=== Information given ===

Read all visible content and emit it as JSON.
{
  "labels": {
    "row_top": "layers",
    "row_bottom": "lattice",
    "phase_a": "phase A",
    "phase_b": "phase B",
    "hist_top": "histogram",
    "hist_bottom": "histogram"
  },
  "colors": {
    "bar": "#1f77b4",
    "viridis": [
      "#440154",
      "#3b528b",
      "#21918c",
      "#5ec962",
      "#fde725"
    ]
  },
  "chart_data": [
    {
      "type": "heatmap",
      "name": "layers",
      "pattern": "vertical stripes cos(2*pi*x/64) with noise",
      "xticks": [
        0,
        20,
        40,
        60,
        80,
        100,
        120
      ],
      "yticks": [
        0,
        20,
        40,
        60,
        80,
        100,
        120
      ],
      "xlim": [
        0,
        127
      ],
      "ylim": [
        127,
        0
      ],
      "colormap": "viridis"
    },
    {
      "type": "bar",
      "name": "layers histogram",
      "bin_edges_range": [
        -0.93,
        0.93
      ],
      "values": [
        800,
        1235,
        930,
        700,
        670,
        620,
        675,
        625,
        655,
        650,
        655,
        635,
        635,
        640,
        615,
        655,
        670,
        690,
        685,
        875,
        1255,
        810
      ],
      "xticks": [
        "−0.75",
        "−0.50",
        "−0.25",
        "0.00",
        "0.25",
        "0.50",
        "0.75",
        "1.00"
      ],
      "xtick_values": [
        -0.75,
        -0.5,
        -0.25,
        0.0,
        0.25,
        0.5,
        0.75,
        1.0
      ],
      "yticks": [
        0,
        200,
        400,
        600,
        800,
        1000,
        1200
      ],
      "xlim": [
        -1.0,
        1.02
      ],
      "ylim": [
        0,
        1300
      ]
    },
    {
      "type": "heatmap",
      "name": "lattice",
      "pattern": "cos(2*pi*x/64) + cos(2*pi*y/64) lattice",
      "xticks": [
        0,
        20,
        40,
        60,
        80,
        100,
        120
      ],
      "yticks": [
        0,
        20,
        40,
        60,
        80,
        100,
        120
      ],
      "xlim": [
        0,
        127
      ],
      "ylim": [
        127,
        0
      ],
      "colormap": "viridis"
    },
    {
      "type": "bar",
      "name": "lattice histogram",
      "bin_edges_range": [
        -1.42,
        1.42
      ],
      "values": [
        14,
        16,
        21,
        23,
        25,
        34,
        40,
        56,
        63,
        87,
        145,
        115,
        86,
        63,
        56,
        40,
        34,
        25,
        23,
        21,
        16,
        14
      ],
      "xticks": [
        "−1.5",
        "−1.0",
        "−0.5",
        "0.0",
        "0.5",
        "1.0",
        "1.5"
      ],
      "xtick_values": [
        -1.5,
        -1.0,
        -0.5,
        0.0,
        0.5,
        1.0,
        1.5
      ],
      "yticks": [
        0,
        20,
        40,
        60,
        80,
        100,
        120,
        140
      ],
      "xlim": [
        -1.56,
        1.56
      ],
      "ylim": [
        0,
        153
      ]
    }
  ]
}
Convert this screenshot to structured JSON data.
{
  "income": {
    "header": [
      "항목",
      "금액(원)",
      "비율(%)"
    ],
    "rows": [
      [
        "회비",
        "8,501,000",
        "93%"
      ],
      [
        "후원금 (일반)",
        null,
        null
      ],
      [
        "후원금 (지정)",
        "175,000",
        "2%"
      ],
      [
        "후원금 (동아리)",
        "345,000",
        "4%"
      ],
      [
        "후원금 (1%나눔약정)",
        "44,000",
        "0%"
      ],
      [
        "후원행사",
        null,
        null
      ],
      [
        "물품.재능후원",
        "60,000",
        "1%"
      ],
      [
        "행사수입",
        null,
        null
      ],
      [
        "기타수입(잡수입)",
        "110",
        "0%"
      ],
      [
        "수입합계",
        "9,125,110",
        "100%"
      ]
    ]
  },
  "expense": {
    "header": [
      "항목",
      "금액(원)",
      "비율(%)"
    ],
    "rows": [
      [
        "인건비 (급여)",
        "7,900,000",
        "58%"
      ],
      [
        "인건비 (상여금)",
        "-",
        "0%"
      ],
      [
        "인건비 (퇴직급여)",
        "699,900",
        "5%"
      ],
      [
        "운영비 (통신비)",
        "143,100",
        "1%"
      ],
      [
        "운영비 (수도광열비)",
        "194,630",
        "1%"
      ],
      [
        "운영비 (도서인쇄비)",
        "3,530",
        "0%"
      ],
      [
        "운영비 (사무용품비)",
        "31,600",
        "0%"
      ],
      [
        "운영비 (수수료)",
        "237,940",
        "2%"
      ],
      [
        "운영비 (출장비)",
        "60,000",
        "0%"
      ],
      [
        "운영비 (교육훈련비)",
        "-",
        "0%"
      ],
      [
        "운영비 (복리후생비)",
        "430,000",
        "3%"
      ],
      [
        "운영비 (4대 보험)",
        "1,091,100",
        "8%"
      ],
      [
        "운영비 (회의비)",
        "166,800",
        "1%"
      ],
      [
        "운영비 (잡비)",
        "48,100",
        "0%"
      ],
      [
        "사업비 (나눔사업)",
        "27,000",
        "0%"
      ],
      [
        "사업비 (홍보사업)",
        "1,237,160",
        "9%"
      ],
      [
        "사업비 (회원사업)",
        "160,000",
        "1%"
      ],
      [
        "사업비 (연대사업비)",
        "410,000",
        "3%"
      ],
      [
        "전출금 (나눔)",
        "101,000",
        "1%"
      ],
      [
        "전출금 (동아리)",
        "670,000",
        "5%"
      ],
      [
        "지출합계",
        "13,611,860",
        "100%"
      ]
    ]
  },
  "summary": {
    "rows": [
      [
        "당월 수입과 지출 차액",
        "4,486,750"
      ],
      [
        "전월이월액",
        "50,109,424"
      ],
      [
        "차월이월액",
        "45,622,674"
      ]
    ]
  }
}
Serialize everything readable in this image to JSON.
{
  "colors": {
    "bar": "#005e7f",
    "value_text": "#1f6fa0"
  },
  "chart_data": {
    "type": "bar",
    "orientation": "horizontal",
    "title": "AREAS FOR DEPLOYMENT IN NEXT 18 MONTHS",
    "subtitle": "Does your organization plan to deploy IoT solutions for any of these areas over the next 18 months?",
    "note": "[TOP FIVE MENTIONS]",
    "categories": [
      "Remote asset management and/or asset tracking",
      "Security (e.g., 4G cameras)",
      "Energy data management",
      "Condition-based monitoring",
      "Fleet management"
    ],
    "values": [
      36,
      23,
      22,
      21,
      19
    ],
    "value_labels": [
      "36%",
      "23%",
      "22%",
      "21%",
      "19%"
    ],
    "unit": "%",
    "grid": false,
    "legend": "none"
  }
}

===

Send back exactly the lines from the line with "Serialize everything readable" through the end of the records.

Serialize everything readable in this image to JSON.
{
  "colors": {
    "bar": "#005e7f",
    "value_text": "#1f6fa0"
  },
  "chart_data": {
    "type": "bar",
    "orientation": "horizontal",
    "title": "AREAS FOR DEPLOYMENT IN NEXT 18 MONTHS",
    "subtitle": "Does your organization plan to deploy IoT solutions for any of these areas over the next 18 months?",
    "note": "[TOP FIVE MENTIONS]",
    "categories": [
      "Remote asset management and/or asset tracking",
      "Security (e.g., 4G cameras)",
      "Energy data management",
      "Condition-based monitoring",
      "Fleet management"
    ],
    "values": [
      36,
      23,
      22,
      21,
      19
    ],
    "value_labels": [
      "36%",
      "23%",
      "22%",
      "21%",
      "19%"
    ],
    "unit": "%",
    "grid": false,
    "legend": "none"
  }
}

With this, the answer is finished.